DATA SECTION:
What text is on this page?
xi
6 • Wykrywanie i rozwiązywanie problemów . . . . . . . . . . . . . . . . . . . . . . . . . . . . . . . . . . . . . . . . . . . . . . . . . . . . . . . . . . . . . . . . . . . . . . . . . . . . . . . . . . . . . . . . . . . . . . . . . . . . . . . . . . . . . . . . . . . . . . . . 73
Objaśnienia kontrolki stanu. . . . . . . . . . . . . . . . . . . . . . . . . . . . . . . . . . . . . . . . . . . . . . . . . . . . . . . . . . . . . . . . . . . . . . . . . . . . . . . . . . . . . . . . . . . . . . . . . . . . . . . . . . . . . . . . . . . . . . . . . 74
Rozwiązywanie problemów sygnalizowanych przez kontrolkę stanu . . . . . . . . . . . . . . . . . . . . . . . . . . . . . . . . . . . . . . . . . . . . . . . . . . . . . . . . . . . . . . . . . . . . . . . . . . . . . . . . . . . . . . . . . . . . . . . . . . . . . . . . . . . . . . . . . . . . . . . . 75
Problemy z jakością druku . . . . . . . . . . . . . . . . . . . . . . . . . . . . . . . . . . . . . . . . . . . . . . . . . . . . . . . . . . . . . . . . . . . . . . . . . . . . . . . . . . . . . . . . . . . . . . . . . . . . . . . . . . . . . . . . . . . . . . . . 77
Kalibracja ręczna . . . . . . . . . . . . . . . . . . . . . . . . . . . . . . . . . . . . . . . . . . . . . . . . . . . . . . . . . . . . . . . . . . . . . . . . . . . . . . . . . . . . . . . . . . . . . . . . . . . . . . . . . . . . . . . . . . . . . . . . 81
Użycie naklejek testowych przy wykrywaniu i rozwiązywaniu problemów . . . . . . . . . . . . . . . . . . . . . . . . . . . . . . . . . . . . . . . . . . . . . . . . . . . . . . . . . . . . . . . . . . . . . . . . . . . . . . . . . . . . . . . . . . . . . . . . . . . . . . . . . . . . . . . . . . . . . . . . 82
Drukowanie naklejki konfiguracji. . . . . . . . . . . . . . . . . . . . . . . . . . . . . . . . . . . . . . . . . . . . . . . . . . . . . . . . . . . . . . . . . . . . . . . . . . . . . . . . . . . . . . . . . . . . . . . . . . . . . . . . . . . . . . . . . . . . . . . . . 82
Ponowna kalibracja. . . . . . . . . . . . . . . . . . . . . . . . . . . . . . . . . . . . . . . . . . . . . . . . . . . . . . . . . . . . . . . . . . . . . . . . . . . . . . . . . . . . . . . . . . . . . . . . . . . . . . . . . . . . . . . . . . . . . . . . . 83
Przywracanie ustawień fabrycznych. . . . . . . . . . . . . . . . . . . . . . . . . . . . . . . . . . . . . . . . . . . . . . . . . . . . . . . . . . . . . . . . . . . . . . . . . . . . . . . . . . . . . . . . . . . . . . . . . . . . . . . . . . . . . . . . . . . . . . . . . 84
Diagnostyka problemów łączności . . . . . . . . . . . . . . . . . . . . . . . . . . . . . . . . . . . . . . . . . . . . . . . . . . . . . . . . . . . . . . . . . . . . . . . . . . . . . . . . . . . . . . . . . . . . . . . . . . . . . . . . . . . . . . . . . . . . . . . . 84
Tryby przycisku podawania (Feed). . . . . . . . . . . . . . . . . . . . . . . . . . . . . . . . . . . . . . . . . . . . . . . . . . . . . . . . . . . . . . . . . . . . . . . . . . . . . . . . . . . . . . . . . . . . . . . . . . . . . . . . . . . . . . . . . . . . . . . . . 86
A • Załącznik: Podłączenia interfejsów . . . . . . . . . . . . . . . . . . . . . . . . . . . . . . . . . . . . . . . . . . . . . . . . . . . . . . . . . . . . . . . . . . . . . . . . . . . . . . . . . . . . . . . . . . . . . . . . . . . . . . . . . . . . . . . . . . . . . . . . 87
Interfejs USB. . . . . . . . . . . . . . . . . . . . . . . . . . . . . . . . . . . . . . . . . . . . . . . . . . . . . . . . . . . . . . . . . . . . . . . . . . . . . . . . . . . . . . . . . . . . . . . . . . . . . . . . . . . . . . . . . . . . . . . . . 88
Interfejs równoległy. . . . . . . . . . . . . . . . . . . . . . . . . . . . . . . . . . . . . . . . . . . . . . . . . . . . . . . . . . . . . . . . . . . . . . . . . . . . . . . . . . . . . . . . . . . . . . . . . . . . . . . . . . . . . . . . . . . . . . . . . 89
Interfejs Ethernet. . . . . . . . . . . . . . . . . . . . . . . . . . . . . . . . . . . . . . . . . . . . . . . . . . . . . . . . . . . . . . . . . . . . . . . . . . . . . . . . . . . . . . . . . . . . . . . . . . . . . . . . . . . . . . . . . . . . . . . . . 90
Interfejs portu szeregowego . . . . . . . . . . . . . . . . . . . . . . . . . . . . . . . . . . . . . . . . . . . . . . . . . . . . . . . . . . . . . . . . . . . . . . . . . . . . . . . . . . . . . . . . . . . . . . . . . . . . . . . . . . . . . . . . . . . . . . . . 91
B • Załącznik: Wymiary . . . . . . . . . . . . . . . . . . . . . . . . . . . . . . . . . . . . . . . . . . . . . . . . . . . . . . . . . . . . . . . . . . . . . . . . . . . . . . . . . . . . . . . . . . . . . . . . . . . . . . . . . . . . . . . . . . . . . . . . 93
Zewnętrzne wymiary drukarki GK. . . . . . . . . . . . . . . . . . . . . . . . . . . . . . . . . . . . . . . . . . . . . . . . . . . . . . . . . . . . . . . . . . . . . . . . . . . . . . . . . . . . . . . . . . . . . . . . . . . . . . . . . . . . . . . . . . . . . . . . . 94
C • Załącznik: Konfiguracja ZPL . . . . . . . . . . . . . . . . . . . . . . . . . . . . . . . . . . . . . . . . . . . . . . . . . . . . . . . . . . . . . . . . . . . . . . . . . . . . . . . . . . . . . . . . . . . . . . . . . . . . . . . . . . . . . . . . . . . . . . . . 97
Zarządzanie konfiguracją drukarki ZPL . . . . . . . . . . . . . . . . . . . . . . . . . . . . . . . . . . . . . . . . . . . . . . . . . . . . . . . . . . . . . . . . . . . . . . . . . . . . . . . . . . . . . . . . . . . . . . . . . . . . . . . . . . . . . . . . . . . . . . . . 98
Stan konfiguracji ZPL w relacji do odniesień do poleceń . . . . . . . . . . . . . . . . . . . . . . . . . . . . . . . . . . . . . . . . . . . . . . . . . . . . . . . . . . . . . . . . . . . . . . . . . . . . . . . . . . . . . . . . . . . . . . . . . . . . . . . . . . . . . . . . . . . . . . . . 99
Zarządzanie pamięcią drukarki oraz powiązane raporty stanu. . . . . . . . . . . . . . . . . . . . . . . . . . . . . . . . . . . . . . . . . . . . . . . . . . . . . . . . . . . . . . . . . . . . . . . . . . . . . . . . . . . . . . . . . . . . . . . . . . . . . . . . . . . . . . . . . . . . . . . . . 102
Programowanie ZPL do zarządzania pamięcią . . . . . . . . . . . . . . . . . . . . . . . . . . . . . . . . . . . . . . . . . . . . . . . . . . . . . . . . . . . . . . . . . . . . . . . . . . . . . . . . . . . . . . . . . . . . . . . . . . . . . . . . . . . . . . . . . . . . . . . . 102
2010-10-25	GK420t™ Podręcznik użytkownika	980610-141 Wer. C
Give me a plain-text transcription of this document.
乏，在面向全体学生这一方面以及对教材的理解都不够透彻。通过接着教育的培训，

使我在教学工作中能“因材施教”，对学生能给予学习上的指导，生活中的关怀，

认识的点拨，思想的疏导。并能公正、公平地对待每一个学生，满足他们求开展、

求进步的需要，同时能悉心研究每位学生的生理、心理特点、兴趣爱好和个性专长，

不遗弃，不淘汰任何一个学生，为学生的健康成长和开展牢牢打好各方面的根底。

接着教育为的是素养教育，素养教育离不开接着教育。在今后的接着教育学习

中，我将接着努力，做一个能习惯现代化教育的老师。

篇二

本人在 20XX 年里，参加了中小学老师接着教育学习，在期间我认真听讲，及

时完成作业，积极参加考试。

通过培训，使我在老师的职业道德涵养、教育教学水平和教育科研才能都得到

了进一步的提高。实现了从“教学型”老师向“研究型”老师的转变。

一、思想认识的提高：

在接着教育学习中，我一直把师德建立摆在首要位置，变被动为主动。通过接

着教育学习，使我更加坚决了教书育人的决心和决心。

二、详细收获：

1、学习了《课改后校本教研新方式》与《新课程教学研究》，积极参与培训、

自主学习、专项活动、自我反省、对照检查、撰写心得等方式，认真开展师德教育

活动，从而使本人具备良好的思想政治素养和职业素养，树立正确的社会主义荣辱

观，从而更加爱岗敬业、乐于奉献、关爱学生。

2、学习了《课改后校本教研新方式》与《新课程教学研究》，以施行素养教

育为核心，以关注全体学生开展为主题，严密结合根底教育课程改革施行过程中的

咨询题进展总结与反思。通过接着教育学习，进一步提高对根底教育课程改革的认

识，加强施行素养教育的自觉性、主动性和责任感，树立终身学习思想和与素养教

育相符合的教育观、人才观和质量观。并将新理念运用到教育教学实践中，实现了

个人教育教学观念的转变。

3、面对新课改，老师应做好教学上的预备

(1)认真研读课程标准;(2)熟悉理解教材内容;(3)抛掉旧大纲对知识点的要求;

CHALLENGE:
Copy all lines from the entries that contain the word "pamięcią".

FULL SOLUTION:
Zarządzanie pamięcią drukarki oraz powiązane raporty stanu. . . . . . . . . . . . . . . . . . . . . . . . . . . . . . . . . . . . . . . . . . . . . . . . . . . . . . . . . . . . . . . . . . . . . . . . . . . . . . . . . . . . . . . . . . . . . . . . . . . . . . . . . . . . . . . . . . . . . . . . . 102
Programowanie ZPL do zarządzania pamięcią . . . . . . . . . . . . . . . . . . . . . . . . . . . . . . . . . . . . . . . . . . . . . . . . . . . . . . . . . . . . . . . . . . . . . . . . . . . . . . . . . . . . . . . . . . . . . . . . . . . . . . . . . . . . . . . . . . . . . . . . 102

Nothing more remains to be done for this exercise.